— Task instructions —
Extract all of the entries and give them again, word for word.

* * * * *

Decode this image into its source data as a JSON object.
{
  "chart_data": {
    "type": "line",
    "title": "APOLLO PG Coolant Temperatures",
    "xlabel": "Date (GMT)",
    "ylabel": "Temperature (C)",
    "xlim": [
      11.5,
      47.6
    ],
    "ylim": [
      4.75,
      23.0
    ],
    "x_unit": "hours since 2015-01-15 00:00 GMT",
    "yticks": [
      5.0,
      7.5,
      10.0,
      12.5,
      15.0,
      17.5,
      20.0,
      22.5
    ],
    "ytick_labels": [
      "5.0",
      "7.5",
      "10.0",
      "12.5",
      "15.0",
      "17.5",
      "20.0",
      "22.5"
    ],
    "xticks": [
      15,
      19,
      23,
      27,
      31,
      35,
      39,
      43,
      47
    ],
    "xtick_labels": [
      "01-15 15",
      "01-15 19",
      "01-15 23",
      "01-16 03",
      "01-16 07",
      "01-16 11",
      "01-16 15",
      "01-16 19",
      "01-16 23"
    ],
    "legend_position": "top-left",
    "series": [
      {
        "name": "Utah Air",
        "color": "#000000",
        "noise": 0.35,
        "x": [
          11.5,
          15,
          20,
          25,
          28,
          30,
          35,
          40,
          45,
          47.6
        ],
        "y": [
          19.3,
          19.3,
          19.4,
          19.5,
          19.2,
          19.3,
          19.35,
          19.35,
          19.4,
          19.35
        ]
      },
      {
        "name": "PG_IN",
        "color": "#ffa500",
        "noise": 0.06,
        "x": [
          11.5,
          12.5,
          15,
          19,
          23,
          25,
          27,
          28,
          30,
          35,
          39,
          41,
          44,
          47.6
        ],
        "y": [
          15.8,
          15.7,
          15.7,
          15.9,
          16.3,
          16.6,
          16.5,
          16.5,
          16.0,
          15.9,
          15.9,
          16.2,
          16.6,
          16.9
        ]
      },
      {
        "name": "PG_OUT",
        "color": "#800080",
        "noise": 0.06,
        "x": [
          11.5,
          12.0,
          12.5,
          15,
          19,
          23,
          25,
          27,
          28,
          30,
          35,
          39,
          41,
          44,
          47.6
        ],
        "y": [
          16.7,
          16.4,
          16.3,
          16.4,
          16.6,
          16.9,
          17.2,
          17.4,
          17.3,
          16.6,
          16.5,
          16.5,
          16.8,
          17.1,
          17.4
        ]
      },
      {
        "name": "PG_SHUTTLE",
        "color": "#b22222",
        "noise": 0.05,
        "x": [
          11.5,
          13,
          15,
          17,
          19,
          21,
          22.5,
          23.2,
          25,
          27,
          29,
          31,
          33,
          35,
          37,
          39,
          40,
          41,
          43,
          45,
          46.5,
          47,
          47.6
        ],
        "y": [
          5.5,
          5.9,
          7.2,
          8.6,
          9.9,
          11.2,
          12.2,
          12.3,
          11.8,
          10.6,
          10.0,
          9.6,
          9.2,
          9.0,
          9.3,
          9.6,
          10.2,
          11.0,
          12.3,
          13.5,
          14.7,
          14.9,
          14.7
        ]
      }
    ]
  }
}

* * * * *

— Response to the exercise —
Decode this image into its source data as a JSON object.
{
  "chart_data": {
    "type": "line",
    "title": "APOLLO PG Coolant Temperatures",
    "xlabel": "Date (GMT)",
    "ylabel": "Temperature (C)",
    "xlim": [
      11.5,
      47.6
    ],
    "ylim": [
      4.75,
      23.0
    ],
    "x_unit": "hours since 2015-01-15 00:00 GMT",
    "yticks": [
      5.0,
      7.5,
      10.0,
      12.5,
      15.0,
      17.5,
      20.0,
      22.5
    ],
    "ytick_labels": [
      "5.0",
      "7.5",
      "10.0",
      "12.5",
      "15.0",
      "17.5",
      "20.0",
      "22.5"
    ],
    "xticks": [
      15,
      19,
      23,
      27,
      31,
      35,
      39,
      43,
      47
    ],
    "xtick_labels": [
      "01-15 15",
      "01-15 19",
      "01-15 23",
      "01-16 03",
      "01-16 07",
      "01-16 11",
      "01-16 15",
      "01-16 19",
      "01-16 23"
    ],
    "legend_position": "top-left",
    "series": [
      {
        "name": "Utah Air",
        "color": "#000000",
        "noise": 0.35,
        "x": [
          11.5,
          15,
          20,
          25,
          28,
          30,
          35,
          40,
          45,
          47.6
        ],
        "y": [
          19.3,
          19.3,
          19.4,
          19.5,
          19.2,
          19.3,
          19.35,
          19.35,
          19.4,
          19.35
        ]
      },
      {
        "name": "PG_IN",
        "color": "#ffa500",
        "noise": 0.06,
        "x": [
          11.5,
          12.5,
          15,
          19,
          23,
          25,
          27,
          28,
          30,
          35,
          39,
          41,
          44,
          47.6
        ],
        "y": [
          15.8,
          15.7,
          15.7,
          15.9,
          16.3,
          16.6,
          16.5,
          16.5,
          16.0,
          15.9,
          15.9,
          16.2,
          16.6,
          16.9
        ]
      },
      {
        "name": "PG_OUT",
        "color": "#800080",
        "noise": 0.06,
        "x": [
          11.5,
          12.0,
          12.5,
          15,
          19,
          23,
          25,
          27,
          28,
          30,
          35,
          39,
          41,
          44,
          47.6
        ],
        "y": [
          16.7,
          16.4,
          16.3,
          16.4,
          16.6,
          16.9,
          17.2,
          17.4,
          17.3,
          16.6,
          16.5,
          16.5,
          16.8,
          17.1,
          17.4
        ]
      },
      {
        "name": "PG_SHUTTLE",
        "color": "#b22222",
        "noise": 0.05,
        "x": [
          11.5,
          13,
          15,
          17,
          19,
          21,
          22.5,
          23.2,
          25,
          27,
          29,
          31,
          33,
          35,
          37,
          39,
          40,
          41,
          43,
          45,
          46.5,
          47,
          47.6
        ],
        "y": [
          5.5,
          5.9,
          7.2,
          8.6,
          9.9,
          11.2,
          12.2,
          12.3,
          11.8,
          10.6,
          10.0,
          9.6,
          9.2,
          9.0,
          9.3,
          9.6,
          10.2,
          11.0,
          12.3,
          13.5,
          14.7,
          14.9,
          14.7
        ]
      }
    ]
  }
}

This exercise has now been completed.